▶ Source material
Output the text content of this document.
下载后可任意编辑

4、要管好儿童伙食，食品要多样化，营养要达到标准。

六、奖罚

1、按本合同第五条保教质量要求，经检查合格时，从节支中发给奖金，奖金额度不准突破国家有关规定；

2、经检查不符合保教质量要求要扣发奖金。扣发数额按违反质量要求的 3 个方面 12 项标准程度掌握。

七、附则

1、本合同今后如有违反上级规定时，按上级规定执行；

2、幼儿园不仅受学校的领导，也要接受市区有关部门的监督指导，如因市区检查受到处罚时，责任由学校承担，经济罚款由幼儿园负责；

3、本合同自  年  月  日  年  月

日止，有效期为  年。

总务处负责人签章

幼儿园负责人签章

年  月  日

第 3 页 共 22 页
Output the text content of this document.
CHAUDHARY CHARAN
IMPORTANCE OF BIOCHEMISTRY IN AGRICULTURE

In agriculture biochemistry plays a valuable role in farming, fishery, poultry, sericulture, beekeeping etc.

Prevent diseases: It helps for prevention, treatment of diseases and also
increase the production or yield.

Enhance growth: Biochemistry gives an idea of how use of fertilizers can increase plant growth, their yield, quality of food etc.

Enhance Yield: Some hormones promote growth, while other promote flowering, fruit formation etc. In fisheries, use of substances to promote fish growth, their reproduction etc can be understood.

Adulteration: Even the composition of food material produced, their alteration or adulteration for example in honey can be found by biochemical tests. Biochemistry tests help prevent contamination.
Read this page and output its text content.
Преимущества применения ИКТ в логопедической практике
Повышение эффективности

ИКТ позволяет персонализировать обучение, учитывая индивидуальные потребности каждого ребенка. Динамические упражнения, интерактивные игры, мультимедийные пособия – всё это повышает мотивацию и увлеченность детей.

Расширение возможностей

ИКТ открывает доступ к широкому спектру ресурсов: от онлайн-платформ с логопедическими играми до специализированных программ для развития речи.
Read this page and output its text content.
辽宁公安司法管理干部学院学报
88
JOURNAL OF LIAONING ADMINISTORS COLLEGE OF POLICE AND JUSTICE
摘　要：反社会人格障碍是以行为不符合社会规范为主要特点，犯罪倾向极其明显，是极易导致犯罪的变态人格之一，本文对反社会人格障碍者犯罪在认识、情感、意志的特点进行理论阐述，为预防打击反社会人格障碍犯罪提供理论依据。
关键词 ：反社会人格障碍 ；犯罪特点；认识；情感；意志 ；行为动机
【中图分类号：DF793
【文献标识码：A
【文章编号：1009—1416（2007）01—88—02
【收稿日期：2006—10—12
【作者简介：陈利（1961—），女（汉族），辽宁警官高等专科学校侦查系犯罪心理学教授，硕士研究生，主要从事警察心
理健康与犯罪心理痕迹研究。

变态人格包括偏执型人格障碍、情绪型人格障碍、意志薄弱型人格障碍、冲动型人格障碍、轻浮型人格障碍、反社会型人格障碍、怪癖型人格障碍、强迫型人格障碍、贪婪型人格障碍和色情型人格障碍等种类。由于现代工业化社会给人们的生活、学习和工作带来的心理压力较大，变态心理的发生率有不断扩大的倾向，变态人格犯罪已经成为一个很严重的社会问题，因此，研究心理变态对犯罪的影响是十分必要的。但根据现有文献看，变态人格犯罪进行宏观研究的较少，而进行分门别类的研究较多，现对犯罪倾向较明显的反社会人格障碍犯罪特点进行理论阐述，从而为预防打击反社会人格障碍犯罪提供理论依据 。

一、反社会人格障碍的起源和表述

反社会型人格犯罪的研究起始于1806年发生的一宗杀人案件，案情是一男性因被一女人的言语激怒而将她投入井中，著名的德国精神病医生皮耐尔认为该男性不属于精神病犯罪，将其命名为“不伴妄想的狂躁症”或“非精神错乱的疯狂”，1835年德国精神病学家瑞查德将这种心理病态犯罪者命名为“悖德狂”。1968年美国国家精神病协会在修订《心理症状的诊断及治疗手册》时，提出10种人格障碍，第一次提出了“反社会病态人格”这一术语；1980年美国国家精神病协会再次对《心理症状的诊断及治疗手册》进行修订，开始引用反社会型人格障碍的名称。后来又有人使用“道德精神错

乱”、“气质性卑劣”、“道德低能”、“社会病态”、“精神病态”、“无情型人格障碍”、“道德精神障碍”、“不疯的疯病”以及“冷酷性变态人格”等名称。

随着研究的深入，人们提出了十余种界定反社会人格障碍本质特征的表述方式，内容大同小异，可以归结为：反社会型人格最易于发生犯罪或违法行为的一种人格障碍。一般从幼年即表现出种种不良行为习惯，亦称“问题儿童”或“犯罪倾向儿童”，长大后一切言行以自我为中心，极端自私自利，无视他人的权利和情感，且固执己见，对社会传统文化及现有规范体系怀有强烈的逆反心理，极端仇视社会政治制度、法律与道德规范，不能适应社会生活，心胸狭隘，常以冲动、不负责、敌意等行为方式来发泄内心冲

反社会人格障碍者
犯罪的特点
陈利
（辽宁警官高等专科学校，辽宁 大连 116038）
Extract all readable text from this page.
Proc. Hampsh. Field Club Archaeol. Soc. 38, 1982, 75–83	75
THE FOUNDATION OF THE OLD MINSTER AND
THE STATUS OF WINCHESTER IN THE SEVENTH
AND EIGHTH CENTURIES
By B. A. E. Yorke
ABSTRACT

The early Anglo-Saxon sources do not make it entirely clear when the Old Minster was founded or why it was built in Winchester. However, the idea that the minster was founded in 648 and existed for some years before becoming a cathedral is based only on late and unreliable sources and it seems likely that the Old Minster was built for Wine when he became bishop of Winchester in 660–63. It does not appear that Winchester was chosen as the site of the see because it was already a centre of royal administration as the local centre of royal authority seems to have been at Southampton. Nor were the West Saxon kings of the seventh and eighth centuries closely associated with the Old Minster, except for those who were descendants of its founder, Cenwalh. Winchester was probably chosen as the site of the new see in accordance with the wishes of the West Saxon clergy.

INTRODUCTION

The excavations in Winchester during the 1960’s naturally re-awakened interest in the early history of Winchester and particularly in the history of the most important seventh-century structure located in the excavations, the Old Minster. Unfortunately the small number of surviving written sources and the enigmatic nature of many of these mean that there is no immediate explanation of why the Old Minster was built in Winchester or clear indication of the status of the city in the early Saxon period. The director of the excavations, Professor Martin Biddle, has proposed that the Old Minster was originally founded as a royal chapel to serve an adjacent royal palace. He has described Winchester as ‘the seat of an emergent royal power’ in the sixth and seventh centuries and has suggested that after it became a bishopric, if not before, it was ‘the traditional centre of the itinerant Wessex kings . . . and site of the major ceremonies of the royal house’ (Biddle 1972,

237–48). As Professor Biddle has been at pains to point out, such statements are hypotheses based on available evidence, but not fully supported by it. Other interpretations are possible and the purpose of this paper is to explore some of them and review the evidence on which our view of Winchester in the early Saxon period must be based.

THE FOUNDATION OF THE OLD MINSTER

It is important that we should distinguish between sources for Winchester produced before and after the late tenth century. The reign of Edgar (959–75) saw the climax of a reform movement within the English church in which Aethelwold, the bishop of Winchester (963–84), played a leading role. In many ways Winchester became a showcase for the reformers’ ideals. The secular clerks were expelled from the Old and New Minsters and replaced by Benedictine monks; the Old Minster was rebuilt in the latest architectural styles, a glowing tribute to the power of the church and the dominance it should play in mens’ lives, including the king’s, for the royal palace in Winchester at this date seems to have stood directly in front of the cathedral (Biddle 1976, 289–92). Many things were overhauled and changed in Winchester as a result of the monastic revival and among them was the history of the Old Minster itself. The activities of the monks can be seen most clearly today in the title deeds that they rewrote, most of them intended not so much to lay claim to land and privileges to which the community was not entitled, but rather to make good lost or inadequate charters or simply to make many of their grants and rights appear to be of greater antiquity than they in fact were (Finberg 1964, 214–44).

▶ What to produce
Restate each of the entries above verbatim.

▶ Exercise solution
Output the text content of this document.
下载后可任意编辑

4、要管好儿童伙食，食品要多样化，营养要达到标准。

六、奖罚

1、按本合同第五条保教质量要求，经检查合格时，从节支中发给奖金，奖金额度不准突破国家有关规定；

2、经检查不符合保教质量要求要扣发奖金。扣发数额按违反质量要求的 3 个方面 12 项标准程度掌握。

七、附则

1、本合同今后如有违反上级规定时，按上级规定执行；

2、幼儿园不仅受学校的领导，也要接受市区有关部门的监督指导，如因市区检查受到处罚时，责任由学校承担，经济罚款由幼儿园负责；

3、本合同自  年  月  日  年  月

日止，有效期为  年。

总务处负责人签章

幼儿园负责人签章

年  月  日

第 3 页 共 22 页
Output the text content of this document.
CHAUDHARY CHARAN
IMPORTANCE OF BIOCHEMISTRY IN AGRICULTURE

In agriculture biochemistry plays a valuable role in farming, fishery, poultry, sericulture, beekeeping etc.

Prevent diseases: It helps for prevention, treatment of diseases and also
increase the production or yield.

Enhance growth: Biochemistry gives an idea of how use of fertilizers can increase plant growth, their yield, quality of food etc.

Enhance Yield: Some hormones promote growth, while other promote flowering, fruit formation etc. In fisheries, use of substances to promote fish growth, their reproduction etc can be understood.

Adulteration: Even the composition of food material produced, their alteration or adulteration for example in honey can be found by biochemical tests. Biochemistry tests help prevent contamination.
Read this page and output its text content.
Преимущества применения ИКТ в логопедической практике
Повышение эффективности

ИКТ позволяет персонализировать обучение, учитывая индивидуальные потребности каждого ребенка. Динамические упражнения, интерактивные игры, мультимедийные пособия – всё это повышает мотивацию и увлеченность детей.

Расширение возможностей

ИКТ открывает доступ к широкому спектру ресурсов: от онлайн-платформ с логопедическими играми до специализированных программ для развития речи.
Read this page and output its text content.
辽宁公安司法管理干部学院学报
88
JOURNAL OF LIAONING ADMINISTORS COLLEGE OF POLICE AND JUSTICE
摘　要：反社会人格障碍是以行为不符合社会规范为主要特点，犯罪倾向极其明显，是极易导致犯罪的变态人格之一，本文对反社会人格障碍者犯罪在认识、情感、意志的特点进行理论阐述，为预防打击反社会人格障碍犯罪提供理论依据。
关键词 ：反社会人格障碍 ；犯罪特点；认识；情感；意志 ；行为动机
【中图分类号：DF793
【文献标识码：A
【文章编号：1009—1416（2007）01—88—02
【收稿日期：2006—10—12
【作者简介：陈利（1961—），女（汉族），辽宁警官高等专科学校侦查系犯罪心理学教授，硕士研究生，主要从事警察心
理健康与犯罪心理痕迹研究。

变态人格包括偏执型人格障碍、情绪型人格障碍、意志薄弱型人格障碍、冲动型人格障碍、轻浮型人格障碍、反社会型人格障碍、怪癖型人格障碍、强迫型人格障碍、贪婪型人格障碍和色情型人格障碍等种类。由于现代工业化社会给人们的生活、学习和工作带来的心理压力较大，变态心理的发生率有不断扩大的倾向，变态人格犯罪已经成为一个很严重的社会问题，因此，研究心理变态对犯罪的影响是十分必要的。但根据现有文献看，变态人格犯罪进行宏观研究的较少，而进行分门别类的研究较多，现对犯罪倾向较明显的反社会人格障碍犯罪特点进行理论阐述，从而为预防打击反社会人格障碍犯罪提供理论依据 。

一、反社会人格障碍的起源和表述

反社会型人格犯罪的研究起始于1806年发生的一宗杀人案件，案情是一男性因被一女人的言语激怒而将她投入井中，著名的德国精神病医生皮耐尔认为该男性不属于精神病犯罪，将其命名为“不伴妄想的狂躁症”或“非精神错乱的疯狂”，1835年德国精神病学家瑞查德将这种心理病态犯罪者命名为“悖德狂”。1968年美国国家精神病协会在修订《心理症状的诊断及治疗手册》时，提出10种人格障碍，第一次提出了“反社会病态人格”这一术语；1980年美国国家精神病协会再次对《心理症状的诊断及治疗手册》进行修订，开始引用反社会型人格障碍的名称。后来又有人使用“道德精神错

乱”、“气质性卑劣”、“道德低能”、“社会病态”、“精神病态”、“无情型人格障碍”、“道德精神障碍”、“不疯的疯病”以及“冷酷性变态人格”等名称。

随着研究的深入，人们提出了十余种界定反社会人格障碍本质特征的表述方式，内容大同小异，可以归结为：反社会型人格最易于发生犯罪或违法行为的一种人格障碍。一般从幼年即表现出种种不良行为习惯，亦称“问题儿童”或“犯罪倾向儿童”，长大后一切言行以自我为中心，极端自私自利，无视他人的权利和情感，且固执己见，对社会传统文化及现有规范体系怀有强烈的逆反心理，极端仇视社会政治制度、法律与道德规范，不能适应社会生活，心胸狭隘，常以冲动、不负责、敌意等行为方式来发泄内心冲

反社会人格障碍者
犯罪的特点
陈利
（辽宁警官高等专科学校，辽宁 大连 116038）
Extract all readable text from this page.
Proc. Hampsh. Field Club Archaeol. Soc. 38, 1982, 75–83	75
THE FOUNDATION OF THE OLD MINSTER AND
THE STATUS OF WINCHESTER IN THE SEVENTH
AND EIGHTH CENTURIES
By B. A. E. Yorke
ABSTRACT

The early Anglo-Saxon sources do not make it entirely clear when the Old Minster was founded or why it was built in Winchester. However, the idea that the minster was founded in 648 and existed for some years before becoming a cathedral is based only on late and unreliable sources and it seems likely that the Old Minster was built for Wine when he became bishop of Winchester in 660–63. It does not appear that Winchester was chosen as the site of the see because it was already a centre of royal administration as the local centre of royal authority seems to have been at Southampton. Nor were the West Saxon kings of the seventh and eighth centuries closely associated with the Old Minster, except for those who were descendants of its founder, Cenwalh. Winchester was probably chosen as the site of the new see in accordance with the wishes of the West Saxon clergy.

INTRODUCTION

The excavations in Winchester during the 1960’s naturally re-awakened interest in the early history of Winchester and particularly in the history of the most important seventh-century structure located in the excavations, the Old Minster. Unfortunately the small number of surviving written sources and the enigmatic nature of many of these mean that there is no immediate explanation of why the Old Minster was built in Winchester or clear indication of the status of the city in the early Saxon period. The director of the excavations, Professor Martin Biddle, has proposed that the Old Minster was originally founded as a royal chapel to serve an adjacent royal palace. He has described Winchester as ‘the seat of an emergent royal power’ in the sixth and seventh centuries and has suggested that after it became a bishopric, if not before, it was ‘the traditional centre of the itinerant Wessex kings . . . and site of the major ceremonies of the royal house’ (Biddle 1972,

237–48). As Professor Biddle has been at pains to point out, such statements are hypotheses based on available evidence, but not fully supported by it. Other interpretations are possible and the purpose of this paper is to explore some of them and review the evidence on which our view of Winchester in the early Saxon period must be based.

THE FOUNDATION OF THE OLD MINSTER

It is important that we should distinguish between sources for Winchester produced before and after the late tenth century. The reign of Edgar (959–75) saw the climax of a reform movement within the English church in which Aethelwold, the bishop of Winchester (963–84), played a leading role. In many ways Winchester became a showcase for the reformers’ ideals. The secular clerks were expelled from the Old and New Minsters and replaced by Benedictine monks; the Old Minster was rebuilt in the latest architectural styles, a glowing tribute to the power of the church and the dominance it should play in mens’ lives, including the king’s, for the royal palace in Winchester at this date seems to have stood directly in front of the cathedral (Biddle 1976, 289–92). Many things were overhauled and changed in Winchester as a result of the monastic revival and among them was the history of the Old Minster itself. The activities of the monks can be seen most clearly today in the title deeds that they rewrote, most of them intended not so much to lay claim to land and privileges to which the community was not entitled, but rather to make good lost or inadequate charters or simply to make many of their grants and rights appear to be of greater antiquity than they in fact were (Finberg 1964, 214–44).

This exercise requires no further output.